**Exercise aim**
Send back all the data below, exactly as given.

**Supplied records**
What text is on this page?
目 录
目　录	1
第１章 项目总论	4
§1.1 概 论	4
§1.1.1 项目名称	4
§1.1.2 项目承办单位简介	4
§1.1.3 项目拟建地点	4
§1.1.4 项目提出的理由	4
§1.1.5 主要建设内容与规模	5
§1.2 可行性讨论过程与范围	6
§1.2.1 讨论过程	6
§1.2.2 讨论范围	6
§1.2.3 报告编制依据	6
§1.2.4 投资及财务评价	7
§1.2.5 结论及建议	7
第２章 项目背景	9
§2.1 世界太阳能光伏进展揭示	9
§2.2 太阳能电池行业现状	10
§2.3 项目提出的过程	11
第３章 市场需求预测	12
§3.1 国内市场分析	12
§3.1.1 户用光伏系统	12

**The output**
What text is on this page?
目 录
目　录	1
第１章 项目总论	4
§1.1 概 论	4
§1.1.1 项目名称	4
§1.1.2 项目承办单位简介	4
§1.1.3 项目拟建地点	4
§1.1.4 项目提出的理由	4
§1.1.5 主要建设内容与规模	5
§1.2 可行性讨论过程与范围	6
§1.2.1 讨论过程	6
§1.2.2 讨论范围	6
§1.2.3 报告编制依据	6
§1.2.4 投资及财务评价	7
§1.2.5 结论及建议	7
第２章 项目背景	9
§2.1 世界太阳能光伏进展揭示	9
§2.2 太阳能电池行业现状	10
§2.3 项目提出的过程	11
第３章 市场需求预测	12
§3.1 国内市场分析	12
§3.1.1 户用光伏系统	12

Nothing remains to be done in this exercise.